## Directions for this task:
Return the whole listing, line for line, without the pictures in it.
= = =
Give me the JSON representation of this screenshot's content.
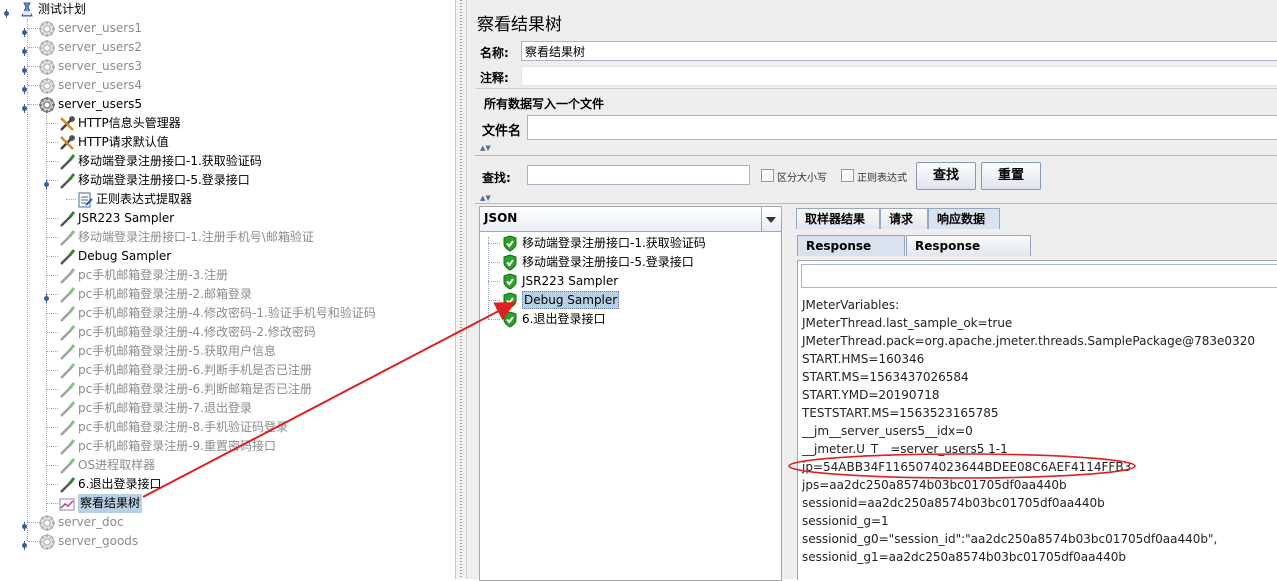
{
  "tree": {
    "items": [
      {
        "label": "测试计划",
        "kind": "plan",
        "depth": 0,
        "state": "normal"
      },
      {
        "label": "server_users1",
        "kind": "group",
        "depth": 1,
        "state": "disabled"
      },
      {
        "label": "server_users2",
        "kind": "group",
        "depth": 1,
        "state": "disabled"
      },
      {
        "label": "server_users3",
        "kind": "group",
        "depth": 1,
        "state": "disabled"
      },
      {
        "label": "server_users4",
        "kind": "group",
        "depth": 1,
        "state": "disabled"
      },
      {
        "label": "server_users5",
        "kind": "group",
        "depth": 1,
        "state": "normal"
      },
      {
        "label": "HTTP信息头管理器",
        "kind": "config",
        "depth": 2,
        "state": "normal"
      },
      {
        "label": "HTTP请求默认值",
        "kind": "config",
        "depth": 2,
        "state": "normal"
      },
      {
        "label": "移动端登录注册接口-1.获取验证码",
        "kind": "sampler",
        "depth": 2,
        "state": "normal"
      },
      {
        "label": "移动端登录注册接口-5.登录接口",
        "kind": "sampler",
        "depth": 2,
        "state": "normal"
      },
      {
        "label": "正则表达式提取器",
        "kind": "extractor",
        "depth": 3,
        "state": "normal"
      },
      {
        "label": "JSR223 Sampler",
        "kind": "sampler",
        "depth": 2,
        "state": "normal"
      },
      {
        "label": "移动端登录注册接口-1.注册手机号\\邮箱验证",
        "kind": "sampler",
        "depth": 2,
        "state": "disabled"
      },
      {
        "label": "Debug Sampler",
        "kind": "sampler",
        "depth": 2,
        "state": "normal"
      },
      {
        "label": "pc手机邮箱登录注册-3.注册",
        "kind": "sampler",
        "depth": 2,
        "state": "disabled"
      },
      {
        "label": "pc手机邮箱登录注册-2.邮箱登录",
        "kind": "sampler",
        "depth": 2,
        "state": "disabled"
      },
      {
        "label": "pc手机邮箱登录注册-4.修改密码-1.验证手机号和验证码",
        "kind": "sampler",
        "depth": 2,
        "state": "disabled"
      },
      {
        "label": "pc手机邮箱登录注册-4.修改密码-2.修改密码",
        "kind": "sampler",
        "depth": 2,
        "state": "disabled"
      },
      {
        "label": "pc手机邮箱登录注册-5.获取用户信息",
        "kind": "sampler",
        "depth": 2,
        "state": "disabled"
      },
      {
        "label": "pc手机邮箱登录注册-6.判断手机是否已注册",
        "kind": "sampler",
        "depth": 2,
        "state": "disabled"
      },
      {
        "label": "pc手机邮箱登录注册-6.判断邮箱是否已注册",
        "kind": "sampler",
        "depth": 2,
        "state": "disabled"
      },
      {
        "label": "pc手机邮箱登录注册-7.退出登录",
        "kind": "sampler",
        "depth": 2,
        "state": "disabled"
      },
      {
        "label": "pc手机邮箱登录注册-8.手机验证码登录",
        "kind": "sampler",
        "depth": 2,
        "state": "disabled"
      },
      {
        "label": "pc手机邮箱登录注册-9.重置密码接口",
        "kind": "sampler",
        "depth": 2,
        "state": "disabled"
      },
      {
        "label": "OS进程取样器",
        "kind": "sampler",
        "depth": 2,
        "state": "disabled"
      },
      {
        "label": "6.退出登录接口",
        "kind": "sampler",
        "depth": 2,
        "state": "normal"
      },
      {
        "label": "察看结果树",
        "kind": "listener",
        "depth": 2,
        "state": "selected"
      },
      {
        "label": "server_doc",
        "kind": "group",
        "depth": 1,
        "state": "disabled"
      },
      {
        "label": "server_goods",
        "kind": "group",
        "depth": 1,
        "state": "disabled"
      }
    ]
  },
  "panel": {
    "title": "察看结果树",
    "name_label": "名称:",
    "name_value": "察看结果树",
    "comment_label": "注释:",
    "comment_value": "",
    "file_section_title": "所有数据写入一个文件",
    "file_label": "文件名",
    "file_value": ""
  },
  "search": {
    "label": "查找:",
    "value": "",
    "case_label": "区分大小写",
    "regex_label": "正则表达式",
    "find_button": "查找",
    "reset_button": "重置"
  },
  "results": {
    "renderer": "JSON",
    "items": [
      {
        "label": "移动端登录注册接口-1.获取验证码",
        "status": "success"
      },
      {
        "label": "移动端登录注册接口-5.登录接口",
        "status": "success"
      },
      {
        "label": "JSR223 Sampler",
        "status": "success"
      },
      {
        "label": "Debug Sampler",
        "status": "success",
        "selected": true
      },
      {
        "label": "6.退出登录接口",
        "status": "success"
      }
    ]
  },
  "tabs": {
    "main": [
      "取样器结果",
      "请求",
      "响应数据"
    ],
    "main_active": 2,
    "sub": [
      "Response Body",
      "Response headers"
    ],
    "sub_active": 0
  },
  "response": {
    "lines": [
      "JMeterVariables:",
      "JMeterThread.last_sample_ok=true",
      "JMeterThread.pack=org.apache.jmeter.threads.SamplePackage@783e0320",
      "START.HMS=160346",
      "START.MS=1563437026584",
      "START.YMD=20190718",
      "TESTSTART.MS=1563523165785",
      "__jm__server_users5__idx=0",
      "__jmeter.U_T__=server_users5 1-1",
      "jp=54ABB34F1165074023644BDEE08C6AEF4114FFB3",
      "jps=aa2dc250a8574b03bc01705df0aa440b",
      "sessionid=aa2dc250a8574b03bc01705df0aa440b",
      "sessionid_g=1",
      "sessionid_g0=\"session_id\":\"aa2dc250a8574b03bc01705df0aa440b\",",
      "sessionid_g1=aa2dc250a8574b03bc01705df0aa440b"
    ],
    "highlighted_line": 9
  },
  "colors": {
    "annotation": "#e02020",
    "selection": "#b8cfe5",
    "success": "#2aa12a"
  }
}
= = =
## Finished answer:
Give me the JSON representation of this screenshot's content.
{
  "tree": {
    "items": [
      {
        "label": "测试计划",
        "kind": "plan",
        "depth": 0,
        "state": "normal"
      },
      {
        "label": "server_users1",
        "kind": "group",
        "depth": 1,
        "state": "disabled"
      },
      {
        "label": "server_users2",
        "kind": "group",
        "depth": 1,
        "state": "disabled"
      },
      {
        "label": "server_users3",
        "kind": "group",
        "depth": 1,
        "state": "disabled"
      },
      {
        "label": "server_users4",
        "kind": "group",
        "depth": 1,
        "state": "disabled"
      },
      {
        "label": "server_users5",
        "kind": "group",
        "depth": 1,
        "state": "normal"
      },
      {
        "label": "HTTP信息头管理器",
        "kind": "config",
        "depth": 2,
        "state": "normal"
      },
      {
        "label": "HTTP请求默认值",
        "kind": "config",
        "depth": 2,
        "state": "normal"
      },
      {
        "label": "移动端登录注册接口-1.获取验证码",
        "kind": "sampler",
        "depth": 2,
        "state": "normal"
      },
      {
        "label": "移动端登录注册接口-5.登录接口",
        "kind": "sampler",
        "depth": 2,
        "state": "normal"
      },
      {
        "label": "正则表达式提取器",
        "kind": "extractor",
        "depth": 3,
        "state": "normal"
      },
      {
        "label": "JSR223 Sampler",
        "kind": "sampler",
        "depth": 2,
        "state": "normal"
      },
      {
        "label": "移动端登录注册接口-1.注册手机号\\邮箱验证",
        "kind": "sampler",
        "depth": 2,
        "state": "disabled"
      },
      {
        "label": "Debug Sampler",
        "kind": "sampler",
        "depth": 2,
        "state": "normal"
      },
      {
        "label": "pc手机邮箱登录注册-3.注册",
        "kind": "sampler",
        "depth": 2,
        "state": "disabled"
      },
      {
        "label": "pc手机邮箱登录注册-2.邮箱登录",
        "kind": "sampler",
        "depth": 2,
        "state": "disabled"
      },
      {
        "label": "pc手机邮箱登录注册-4.修改密码-1.验证手机号和验证码",
        "kind": "sampler",
        "depth": 2,
        "state": "disabled"
      },
      {
        "label": "pc手机邮箱登录注册-4.修改密码-2.修改密码",
        "kind": "sampler",
        "depth": 2,
        "state": "disabled"
      },
      {
        "label": "pc手机邮箱登录注册-5.获取用户信息",
        "kind": "sampler",
        "depth": 2,
        "state": "disabled"
      },
      {
        "label": "pc手机邮箱登录注册-6.判断手机是否已注册",
        "kind": "sampler",
        "depth": 2,
        "state": "disabled"
      },
      {
        "label": "pc手机邮箱登录注册-6.判断邮箱是否已注册",
        "kind": "sampler",
        "depth": 2,
        "state": "disabled"
      },
      {
        "label": "pc手机邮箱登录注册-7.退出登录",
        "kind": "sampler",
        "depth": 2,
        "state": "disabled"
      },
      {
        "label": "pc手机邮箱登录注册-8.手机验证码登录",
        "kind": "sampler",
        "depth": 2,
        "state": "disabled"
      },
      {
        "label": "pc手机邮箱登录注册-9.重置密码接口",
        "kind": "sampler",
        "depth": 2,
        "state": "disabled"
      },
      {
        "label": "OS进程取样器",
        "kind": "sampler",
        "depth": 2,
        "state": "disabled"
      },
      {
        "label": "6.退出登录接口",
        "kind": "sampler",
        "depth": 2,
        "state": "normal"
      },
      {
        "label": "察看结果树",
        "kind": "listener",
        "depth": 2,
        "state": "selected"
      },
      {
        "label": "server_doc",
        "kind": "group",
        "depth": 1,
        "state": "disabled"
      },
      {
        "label": "server_goods",
        "kind": "group",
        "depth": 1,
        "state": "disabled"
      }
    ]
  },
  "panel": {
    "title": "察看结果树",
    "name_label": "名称:",
    "name_value": "察看结果树",
    "comment_label": "注释:",
    "comment_value": "",
    "file_section_title": "所有数据写入一个文件",
    "file_label": "文件名",
    "file_value": ""
  },
  "search": {
    "label": "查找:",
    "value": "",
    "case_label": "区分大小写",
    "regex_label": "正则表达式",
    "find_button": "查找",
    "reset_button": "重置"
  },
  "results": {
    "renderer": "JSON",
    "items": [
      {
        "label": "移动端登录注册接口-1.获取验证码",
        "status": "success"
      },
      {
        "label": "移动端登录注册接口-5.登录接口",
        "status": "success"
      },
      {
        "label": "JSR223 Sampler",
        "status": "success"
      },
      {
        "label": "Debug Sampler",
        "status": "success",
        "selected": true
      },
      {
        "label": "6.退出登录接口",
        "status": "success"
      }
    ]
  },
  "tabs": {
    "main": [
      "取样器结果",
      "请求",
      "响应数据"
    ],
    "main_active": 2,
    "sub": [
      "Response Body",
      "Response headers"
    ],
    "sub_active": 0
  },
  "response": {
    "lines": [
      "JMeterVariables:",
      "JMeterThread.last_sample_ok=true",
      "JMeterThread.pack=org.apache.jmeter.threads.SamplePackage@783e0320",
      "START.HMS=160346",
      "START.MS=1563437026584",
      "START.YMD=20190718",
      "TESTSTART.MS=1563523165785",
      "__jm__server_users5__idx=0",
      "__jmeter.U_T__=server_users5 1-1",
      "jp=54ABB34F1165074023644BDEE08C6AEF4114FFB3",
      "jps=aa2dc250a8574b03bc01705df0aa440b",
      "sessionid=aa2dc250a8574b03bc01705df0aa440b",
      "sessionid_g=1",
      "sessionid_g0=\"session_id\":\"aa2dc250a8574b03bc01705df0aa440b\",",
      "sessionid_g1=aa2dc250a8574b03bc01705df0aa440b"
    ],
    "highlighted_line": 9
  },
  "colors": {
    "annotation": "#e02020",
    "selection": "#b8cfe5",
    "success": "#2aa12a"
  }
}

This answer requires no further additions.